## Start

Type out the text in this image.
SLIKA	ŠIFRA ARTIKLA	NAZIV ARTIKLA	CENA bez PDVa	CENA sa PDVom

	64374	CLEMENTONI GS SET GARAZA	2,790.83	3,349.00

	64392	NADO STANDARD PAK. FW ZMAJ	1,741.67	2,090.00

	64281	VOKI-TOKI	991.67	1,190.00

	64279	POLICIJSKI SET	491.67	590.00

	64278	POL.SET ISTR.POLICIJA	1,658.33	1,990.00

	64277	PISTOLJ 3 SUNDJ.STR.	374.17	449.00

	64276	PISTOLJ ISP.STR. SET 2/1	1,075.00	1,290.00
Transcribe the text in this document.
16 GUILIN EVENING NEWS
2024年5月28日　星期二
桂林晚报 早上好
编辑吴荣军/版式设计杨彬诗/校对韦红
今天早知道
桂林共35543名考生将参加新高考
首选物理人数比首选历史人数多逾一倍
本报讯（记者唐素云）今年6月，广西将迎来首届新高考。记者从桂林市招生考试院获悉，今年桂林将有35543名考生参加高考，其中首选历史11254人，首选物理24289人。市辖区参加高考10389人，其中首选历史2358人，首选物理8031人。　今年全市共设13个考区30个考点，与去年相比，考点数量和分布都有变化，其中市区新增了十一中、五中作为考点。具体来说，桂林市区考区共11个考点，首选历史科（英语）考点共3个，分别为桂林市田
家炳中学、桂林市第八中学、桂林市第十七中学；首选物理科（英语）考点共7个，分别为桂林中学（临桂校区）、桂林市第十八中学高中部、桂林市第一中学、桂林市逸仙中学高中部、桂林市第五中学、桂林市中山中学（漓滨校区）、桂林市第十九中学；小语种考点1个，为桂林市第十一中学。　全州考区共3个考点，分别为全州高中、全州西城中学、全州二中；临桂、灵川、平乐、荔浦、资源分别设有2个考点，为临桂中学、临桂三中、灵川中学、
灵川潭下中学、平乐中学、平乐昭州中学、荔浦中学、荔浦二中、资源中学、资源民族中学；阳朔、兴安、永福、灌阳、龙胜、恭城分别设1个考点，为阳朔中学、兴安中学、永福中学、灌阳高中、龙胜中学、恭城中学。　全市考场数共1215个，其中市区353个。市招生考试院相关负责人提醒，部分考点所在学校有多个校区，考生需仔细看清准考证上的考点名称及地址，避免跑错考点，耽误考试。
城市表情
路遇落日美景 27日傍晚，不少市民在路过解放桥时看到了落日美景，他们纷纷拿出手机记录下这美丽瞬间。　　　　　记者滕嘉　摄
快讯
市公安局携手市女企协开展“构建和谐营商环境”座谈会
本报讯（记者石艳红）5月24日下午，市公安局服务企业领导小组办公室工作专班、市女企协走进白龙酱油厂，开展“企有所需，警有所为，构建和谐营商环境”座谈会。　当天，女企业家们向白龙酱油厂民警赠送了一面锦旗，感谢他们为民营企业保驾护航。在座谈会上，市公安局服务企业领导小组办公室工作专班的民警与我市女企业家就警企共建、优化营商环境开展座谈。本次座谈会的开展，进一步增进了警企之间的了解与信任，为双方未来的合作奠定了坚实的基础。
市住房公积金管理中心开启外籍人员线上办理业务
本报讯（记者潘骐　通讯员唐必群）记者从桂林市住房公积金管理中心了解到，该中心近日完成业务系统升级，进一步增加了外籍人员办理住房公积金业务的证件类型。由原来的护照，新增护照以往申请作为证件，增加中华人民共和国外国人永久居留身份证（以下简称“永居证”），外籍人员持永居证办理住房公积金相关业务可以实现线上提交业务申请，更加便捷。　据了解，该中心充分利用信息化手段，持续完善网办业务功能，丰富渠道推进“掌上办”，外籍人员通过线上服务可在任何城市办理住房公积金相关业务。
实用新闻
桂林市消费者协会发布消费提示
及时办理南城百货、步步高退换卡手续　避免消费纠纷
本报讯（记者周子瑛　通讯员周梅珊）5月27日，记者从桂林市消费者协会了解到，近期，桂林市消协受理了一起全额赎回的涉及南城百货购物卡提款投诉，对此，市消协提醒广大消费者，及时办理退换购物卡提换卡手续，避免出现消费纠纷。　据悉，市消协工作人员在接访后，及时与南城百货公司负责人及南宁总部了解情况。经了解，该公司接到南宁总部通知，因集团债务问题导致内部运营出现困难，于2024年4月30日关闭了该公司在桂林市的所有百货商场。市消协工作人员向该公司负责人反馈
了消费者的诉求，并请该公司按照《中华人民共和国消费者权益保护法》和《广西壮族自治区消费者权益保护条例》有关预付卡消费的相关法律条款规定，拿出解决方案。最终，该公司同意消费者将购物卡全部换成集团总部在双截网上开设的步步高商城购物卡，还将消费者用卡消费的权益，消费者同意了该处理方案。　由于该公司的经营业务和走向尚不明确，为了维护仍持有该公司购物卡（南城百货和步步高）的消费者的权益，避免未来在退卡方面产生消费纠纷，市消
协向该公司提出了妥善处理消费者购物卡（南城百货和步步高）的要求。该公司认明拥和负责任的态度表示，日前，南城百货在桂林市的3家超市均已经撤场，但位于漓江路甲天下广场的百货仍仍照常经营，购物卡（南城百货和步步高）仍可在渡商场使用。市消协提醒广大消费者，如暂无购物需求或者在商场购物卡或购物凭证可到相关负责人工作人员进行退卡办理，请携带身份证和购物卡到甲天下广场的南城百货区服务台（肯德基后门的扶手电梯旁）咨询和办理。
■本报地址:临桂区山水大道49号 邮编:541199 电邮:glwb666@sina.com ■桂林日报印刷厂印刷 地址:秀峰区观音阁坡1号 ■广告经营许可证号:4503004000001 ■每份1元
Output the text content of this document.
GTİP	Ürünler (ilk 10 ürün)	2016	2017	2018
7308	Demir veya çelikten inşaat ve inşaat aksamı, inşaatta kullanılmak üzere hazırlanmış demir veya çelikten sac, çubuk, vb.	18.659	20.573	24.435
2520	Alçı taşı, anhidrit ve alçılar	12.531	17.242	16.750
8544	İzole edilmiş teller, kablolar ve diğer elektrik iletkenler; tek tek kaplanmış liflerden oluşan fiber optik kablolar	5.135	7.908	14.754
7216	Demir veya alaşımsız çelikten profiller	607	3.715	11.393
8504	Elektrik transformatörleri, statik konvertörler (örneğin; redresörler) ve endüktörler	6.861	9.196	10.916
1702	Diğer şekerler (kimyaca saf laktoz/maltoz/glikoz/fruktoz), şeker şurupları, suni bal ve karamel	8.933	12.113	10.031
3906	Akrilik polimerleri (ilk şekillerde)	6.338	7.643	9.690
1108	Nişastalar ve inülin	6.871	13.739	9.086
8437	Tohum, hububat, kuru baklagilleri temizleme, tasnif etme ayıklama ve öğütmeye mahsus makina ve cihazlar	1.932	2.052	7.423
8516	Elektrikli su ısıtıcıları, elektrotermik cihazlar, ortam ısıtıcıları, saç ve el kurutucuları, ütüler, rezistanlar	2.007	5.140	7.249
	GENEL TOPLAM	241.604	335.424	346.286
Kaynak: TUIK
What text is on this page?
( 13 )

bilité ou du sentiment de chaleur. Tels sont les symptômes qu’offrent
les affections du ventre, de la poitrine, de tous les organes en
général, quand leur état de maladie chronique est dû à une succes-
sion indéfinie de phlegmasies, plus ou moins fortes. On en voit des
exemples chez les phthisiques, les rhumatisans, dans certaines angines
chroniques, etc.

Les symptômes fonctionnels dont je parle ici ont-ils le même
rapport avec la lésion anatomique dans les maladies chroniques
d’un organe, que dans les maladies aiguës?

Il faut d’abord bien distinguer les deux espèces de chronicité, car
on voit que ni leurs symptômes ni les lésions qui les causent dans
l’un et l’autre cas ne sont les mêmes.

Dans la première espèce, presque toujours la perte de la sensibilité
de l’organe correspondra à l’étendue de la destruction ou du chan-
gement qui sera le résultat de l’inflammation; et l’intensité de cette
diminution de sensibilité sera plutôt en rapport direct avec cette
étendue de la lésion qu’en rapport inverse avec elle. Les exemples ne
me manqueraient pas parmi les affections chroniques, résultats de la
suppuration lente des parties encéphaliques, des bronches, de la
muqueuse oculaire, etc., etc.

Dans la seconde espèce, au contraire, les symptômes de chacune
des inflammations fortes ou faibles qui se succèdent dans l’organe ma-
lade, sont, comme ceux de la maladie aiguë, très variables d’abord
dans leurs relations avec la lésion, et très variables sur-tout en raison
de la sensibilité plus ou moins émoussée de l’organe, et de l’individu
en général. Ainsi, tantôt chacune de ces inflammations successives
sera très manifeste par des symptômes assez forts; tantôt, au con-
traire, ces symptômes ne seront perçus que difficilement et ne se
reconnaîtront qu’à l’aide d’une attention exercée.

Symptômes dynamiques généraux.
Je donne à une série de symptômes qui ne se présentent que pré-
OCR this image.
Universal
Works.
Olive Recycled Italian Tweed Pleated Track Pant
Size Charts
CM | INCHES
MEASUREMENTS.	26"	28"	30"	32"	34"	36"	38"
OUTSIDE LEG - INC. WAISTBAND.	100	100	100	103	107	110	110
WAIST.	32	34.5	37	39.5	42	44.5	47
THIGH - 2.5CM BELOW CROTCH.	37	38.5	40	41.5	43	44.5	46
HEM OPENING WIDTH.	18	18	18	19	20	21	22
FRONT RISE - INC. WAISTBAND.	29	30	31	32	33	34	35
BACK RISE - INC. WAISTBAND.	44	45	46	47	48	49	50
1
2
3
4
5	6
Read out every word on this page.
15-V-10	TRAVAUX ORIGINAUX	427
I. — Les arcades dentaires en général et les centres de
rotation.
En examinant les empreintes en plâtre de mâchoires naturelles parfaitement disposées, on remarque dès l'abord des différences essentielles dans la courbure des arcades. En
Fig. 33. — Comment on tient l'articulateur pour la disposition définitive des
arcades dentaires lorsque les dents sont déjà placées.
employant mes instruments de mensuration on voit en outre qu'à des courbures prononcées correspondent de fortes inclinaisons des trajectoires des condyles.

## End

| STATED PROBLEM |
Report only how many lines in the listing contain the string "page".

| RESPONSE |
2